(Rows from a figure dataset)
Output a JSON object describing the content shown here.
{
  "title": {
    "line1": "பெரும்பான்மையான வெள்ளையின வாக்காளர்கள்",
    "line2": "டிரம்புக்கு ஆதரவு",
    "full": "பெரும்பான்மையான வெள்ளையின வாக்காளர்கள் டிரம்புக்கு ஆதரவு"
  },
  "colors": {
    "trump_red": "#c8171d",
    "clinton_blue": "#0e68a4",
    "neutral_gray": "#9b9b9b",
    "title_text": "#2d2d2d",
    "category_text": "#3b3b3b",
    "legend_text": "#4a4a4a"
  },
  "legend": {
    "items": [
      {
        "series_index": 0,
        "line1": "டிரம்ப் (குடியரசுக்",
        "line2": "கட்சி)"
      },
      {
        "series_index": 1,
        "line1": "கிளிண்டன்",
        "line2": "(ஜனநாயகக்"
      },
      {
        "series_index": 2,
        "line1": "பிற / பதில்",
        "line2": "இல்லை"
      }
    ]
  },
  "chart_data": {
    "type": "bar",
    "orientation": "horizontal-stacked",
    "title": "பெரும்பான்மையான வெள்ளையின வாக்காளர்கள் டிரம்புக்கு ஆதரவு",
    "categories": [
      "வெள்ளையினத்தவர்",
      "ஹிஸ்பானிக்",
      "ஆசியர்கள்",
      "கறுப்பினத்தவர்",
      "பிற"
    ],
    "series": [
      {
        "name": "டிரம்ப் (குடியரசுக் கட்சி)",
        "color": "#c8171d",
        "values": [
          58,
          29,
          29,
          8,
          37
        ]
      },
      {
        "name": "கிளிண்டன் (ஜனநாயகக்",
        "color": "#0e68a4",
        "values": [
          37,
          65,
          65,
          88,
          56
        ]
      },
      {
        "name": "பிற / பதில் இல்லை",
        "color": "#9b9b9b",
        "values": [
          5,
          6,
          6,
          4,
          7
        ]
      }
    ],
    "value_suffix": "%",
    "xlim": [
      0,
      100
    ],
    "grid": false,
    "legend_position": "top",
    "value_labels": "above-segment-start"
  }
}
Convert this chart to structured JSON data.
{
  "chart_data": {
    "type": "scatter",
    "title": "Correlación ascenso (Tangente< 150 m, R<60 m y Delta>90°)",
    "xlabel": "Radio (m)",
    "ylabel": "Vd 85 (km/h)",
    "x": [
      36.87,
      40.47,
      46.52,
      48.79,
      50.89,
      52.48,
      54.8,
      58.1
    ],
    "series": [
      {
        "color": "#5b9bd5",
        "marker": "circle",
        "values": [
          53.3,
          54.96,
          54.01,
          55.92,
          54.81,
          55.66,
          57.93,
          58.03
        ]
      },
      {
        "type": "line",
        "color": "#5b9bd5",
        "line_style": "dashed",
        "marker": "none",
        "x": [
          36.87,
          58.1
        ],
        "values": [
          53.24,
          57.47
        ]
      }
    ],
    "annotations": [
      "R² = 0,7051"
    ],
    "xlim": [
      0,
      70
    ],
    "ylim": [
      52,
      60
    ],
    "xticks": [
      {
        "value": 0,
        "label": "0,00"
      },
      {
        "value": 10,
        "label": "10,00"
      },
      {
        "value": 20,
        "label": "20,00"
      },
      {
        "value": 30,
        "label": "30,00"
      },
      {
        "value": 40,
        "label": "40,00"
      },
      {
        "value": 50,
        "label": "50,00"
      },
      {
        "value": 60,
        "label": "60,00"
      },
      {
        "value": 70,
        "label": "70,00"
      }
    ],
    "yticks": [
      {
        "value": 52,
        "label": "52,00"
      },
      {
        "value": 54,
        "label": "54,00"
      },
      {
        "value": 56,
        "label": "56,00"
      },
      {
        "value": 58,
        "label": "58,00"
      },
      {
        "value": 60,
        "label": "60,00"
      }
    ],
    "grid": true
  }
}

Stated problem:
Each line must be given again exactly as written above.

Solved problem:
Output a JSON object describing the content shown here.
{
  "title": {
    "line1": "பெரும்பான்மையான வெள்ளையின வாக்காளர்கள்",
    "line2": "டிரம்புக்கு ஆதரவு",
    "full": "பெரும்பான்மையான வெள்ளையின வாக்காளர்கள் டிரம்புக்கு ஆதரவு"
  },
  "colors": {
    "trump_red": "#c8171d",
    "clinton_blue": "#0e68a4",
    "neutral_gray": "#9b9b9b",
    "title_text": "#2d2d2d",
    "category_text": "#3b3b3b",
    "legend_text": "#4a4a4a"
  },
  "legend": {
    "items": [
      {
        "series_index": 0,
        "line1": "டிரம்ப் (குடியரசுக்",
        "line2": "கட்சி)"
      },
      {
        "series_index": 1,
        "line1": "கிளிண்டன்",
        "line2": "(ஜனநாயகக்"
      },
      {
        "series_index": 2,
        "line1": "பிற / பதில்",
        "line2": "இல்லை"
      }
    ]
  },
  "chart_data": {
    "type": "bar",
    "orientation": "horizontal-stacked",
    "title": "பெரும்பான்மையான வெள்ளையின வாக்காளர்கள் டிரம்புக்கு ஆதரவு",
    "categories": [
      "வெள்ளையினத்தவர்",
      "ஹிஸ்பானிக்",
      "ஆசியர்கள்",
      "கறுப்பினத்தவர்",
      "பிற"
    ],
    "series": [
      {
        "name": "டிரம்ப் (குடியரசுக் கட்சி)",
        "color": "#c8171d",
        "values": [
          58,
          29,
          29,
          8,
          37
        ]
      },
      {
        "name": "கிளிண்டன் (ஜனநாயகக்",
        "color": "#0e68a4",
        "values": [
          37,
          65,
          65,
          88,
          56
        ]
      },
      {
        "name": "பிற / பதில் இல்லை",
        "color": "#9b9b9b",
        "values": [
          5,
          6,
          6,
          4,
          7
        ]
      }
    ],
    "value_suffix": "%",
    "xlim": [
      0,
      100
    ],
    "grid": false,
    "legend_position": "top",
    "value_labels": "above-segment-start"
  }
}
Convert this chart to structured JSON data.
{
  "chart_data": {
    "type": "scatter",
    "title": "Correlación ascenso (Tangente< 150 m, R<60 m y Delta>90°)",
    "xlabel": "Radio (m)",
    "ylabel": "Vd 85 (km/h)",
    "x": [
      36.87,
      40.47,
      46.52,
      48.79,
      50.89,
      52.48,
      54.8,
      58.1
    ],
    "series": [
      {
        "color": "#5b9bd5",
        "marker": "circle",
        "values": [
          53.3,
          54.96,
          54.01,
          55.92,
          54.81,
          55.66,
          57.93,
          58.03
        ]
      },
      {
        "type": "line",
        "color": "#5b9bd5",
        "line_style": "dashed",
        "marker": "none",
        "x": [
          36.87,
          58.1
        ],
        "values": [
          53.24,
          57.47
        ]
      }
    ],
    "annotations": [
      "R² = 0,7051"
    ],
    "xlim": [
      0,
      70
    ],
    "ylim": [
      52,
      60
    ],
    "xticks": [
      {
        "value": 0,
        "label": "0,00"
      },
      {
        "value": 10,
        "label": "10,00"
      },
      {
        "value": 20,
        "label": "20,00"
      },
      {
        "value": 30,
        "label": "30,00"
      },
      {
        "value": 40,
        "label": "40,00"
      },
      {
        "value": 50,
        "label": "50,00"
      },
      {
        "value": 60,
        "label": "60,00"
      },
      {
        "value": 70,
        "label": "70,00"
      }
    ],
    "yticks": [
      {
        "value": 52,
        "label": "52,00"
      },
      {
        "value": 54,
        "label": "54,00"
      },
      {
        "value": 56,
        "label": "56,00"
      },
      {
        "value": 58,
        "label": "58,00"
      },
      {
        "value": 60,
        "label": "60,00"
      }
    ],
    "grid": true
  }
}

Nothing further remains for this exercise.